- **DESCRIPTION OF THE TASK**:
In the listing below, count the lines containing the string "name" and state only the number.
════════════════════
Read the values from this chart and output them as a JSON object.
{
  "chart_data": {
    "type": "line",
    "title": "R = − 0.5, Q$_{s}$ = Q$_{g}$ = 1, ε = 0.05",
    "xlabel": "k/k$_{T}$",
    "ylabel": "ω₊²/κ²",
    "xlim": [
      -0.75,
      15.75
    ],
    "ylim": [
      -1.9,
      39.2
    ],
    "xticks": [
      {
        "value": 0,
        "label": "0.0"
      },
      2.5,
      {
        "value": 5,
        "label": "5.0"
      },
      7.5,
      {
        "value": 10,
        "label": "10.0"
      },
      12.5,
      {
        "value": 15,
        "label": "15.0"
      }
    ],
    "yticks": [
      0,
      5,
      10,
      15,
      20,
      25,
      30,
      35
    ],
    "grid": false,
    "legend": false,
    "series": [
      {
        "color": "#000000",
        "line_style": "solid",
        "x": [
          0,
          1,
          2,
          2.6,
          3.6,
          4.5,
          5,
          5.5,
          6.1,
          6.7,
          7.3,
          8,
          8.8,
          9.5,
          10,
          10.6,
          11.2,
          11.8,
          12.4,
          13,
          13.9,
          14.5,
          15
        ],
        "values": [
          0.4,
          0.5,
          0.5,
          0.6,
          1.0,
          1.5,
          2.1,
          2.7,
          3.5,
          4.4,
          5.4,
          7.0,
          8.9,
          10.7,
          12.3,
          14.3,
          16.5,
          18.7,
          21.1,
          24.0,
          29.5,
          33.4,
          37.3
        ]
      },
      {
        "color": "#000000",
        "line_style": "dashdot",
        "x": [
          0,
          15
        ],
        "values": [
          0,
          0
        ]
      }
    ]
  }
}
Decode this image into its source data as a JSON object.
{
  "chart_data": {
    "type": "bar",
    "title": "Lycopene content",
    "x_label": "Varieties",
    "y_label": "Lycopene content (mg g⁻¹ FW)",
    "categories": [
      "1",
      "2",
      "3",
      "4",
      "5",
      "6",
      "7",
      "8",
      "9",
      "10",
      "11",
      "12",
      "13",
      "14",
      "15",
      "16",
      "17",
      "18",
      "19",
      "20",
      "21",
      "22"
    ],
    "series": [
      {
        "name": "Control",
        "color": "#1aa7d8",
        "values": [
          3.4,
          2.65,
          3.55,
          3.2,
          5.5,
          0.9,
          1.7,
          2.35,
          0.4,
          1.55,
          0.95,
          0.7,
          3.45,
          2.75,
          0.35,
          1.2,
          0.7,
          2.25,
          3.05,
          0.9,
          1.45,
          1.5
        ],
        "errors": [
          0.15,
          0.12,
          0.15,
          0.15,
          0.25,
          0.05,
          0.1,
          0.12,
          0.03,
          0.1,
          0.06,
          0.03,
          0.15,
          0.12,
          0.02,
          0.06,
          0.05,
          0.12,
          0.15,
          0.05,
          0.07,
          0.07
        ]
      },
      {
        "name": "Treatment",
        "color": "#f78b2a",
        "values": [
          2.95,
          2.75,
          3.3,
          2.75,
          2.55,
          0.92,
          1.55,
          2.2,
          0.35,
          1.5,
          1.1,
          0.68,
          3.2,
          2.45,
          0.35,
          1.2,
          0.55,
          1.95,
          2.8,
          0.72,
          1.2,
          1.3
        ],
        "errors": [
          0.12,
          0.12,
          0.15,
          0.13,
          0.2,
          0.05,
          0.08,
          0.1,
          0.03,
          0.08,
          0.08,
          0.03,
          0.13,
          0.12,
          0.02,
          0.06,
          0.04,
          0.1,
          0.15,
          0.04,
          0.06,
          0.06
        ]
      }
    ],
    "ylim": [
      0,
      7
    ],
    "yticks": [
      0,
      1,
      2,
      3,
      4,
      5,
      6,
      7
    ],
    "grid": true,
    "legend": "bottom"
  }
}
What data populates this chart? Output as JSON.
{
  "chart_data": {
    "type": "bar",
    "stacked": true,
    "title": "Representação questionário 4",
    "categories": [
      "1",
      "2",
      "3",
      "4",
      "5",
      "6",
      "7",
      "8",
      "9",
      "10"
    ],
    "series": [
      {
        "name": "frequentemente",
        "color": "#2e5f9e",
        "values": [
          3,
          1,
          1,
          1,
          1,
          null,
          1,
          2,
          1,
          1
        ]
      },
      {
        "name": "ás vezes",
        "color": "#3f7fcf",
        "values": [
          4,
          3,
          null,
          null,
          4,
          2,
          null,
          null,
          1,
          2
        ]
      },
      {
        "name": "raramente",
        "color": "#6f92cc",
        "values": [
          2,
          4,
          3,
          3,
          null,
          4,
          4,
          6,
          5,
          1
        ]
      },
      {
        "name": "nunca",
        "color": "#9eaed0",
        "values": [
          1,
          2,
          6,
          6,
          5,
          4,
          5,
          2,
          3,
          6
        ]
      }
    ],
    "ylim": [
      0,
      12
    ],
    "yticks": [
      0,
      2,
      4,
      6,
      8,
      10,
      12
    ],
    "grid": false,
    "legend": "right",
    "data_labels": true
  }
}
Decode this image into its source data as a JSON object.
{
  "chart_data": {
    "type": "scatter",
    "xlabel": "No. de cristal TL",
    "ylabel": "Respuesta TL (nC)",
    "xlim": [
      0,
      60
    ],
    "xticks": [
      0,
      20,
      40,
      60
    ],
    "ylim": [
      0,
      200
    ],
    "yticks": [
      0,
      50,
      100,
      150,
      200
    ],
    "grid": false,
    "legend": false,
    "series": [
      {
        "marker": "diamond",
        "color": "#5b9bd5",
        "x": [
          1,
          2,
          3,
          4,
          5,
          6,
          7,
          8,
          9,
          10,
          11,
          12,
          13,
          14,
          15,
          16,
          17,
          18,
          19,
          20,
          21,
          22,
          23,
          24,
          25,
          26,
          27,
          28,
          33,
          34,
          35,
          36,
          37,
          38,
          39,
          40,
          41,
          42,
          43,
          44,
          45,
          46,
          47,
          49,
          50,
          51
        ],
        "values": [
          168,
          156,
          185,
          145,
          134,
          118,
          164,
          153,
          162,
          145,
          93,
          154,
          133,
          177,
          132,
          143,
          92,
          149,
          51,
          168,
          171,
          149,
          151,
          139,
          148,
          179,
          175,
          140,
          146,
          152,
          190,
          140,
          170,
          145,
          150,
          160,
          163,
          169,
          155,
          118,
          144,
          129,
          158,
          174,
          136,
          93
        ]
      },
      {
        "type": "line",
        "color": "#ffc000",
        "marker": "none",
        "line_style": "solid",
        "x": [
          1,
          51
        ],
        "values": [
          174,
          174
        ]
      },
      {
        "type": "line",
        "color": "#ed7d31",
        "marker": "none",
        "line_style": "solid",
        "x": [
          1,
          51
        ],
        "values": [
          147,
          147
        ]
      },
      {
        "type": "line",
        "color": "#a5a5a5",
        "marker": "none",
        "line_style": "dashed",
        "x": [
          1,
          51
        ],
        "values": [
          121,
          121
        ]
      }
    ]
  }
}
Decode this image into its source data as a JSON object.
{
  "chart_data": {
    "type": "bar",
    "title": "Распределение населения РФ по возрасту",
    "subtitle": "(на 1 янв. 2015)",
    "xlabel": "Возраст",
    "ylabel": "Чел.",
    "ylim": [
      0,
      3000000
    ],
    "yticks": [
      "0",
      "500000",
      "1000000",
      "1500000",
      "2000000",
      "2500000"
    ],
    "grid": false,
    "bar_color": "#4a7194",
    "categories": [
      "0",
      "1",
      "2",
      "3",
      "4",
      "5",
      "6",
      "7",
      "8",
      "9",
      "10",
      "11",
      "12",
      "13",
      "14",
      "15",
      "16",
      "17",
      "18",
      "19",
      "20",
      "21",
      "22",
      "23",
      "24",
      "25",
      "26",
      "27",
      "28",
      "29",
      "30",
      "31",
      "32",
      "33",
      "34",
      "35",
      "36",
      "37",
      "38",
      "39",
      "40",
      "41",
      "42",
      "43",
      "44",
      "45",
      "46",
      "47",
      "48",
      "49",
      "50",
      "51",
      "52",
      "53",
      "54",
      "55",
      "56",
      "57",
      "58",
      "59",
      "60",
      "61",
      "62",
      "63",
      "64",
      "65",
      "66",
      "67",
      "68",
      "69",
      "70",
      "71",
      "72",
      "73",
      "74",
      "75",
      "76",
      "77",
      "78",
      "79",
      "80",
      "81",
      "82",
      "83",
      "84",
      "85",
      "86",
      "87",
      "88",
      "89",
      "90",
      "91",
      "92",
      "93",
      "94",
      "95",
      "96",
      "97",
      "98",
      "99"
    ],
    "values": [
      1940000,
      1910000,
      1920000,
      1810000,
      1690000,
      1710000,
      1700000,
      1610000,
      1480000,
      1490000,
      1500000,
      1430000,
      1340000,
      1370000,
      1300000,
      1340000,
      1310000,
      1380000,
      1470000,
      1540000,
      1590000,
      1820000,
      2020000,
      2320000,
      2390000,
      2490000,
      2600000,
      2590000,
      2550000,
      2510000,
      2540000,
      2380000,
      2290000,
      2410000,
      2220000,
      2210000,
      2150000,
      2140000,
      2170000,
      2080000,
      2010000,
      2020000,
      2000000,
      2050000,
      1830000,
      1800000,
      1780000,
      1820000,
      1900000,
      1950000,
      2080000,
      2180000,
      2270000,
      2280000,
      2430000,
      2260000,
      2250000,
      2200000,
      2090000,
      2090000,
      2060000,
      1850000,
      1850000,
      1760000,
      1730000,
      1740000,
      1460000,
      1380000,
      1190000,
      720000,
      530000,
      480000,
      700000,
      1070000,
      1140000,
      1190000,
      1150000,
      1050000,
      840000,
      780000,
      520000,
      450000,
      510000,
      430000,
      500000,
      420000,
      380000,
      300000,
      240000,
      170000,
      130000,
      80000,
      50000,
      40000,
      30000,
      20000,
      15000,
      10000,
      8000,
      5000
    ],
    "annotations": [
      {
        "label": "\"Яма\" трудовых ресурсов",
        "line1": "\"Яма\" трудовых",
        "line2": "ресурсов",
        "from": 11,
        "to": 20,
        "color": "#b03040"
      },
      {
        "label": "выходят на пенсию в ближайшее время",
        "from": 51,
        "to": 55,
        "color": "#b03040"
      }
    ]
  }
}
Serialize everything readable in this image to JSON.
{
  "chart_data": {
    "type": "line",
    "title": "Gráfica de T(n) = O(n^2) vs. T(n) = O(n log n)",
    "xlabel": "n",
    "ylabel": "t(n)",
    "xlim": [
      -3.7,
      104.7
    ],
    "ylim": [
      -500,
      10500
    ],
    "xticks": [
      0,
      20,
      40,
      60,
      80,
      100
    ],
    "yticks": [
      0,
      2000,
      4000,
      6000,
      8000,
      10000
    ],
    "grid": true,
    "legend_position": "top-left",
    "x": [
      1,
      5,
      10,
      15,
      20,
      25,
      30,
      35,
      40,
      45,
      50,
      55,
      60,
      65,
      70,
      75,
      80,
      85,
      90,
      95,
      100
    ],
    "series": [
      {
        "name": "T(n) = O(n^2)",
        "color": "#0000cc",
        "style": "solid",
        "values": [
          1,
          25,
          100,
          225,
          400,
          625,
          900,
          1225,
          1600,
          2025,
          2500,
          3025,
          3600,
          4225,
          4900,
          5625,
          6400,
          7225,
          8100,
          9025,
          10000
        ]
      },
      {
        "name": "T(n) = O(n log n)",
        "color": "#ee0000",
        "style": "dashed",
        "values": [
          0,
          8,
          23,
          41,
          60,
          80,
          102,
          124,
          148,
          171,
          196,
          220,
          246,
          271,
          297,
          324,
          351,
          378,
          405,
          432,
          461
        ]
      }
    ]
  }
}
════════════════════
- **ANSWER FOR THIS EXERCISE**:
8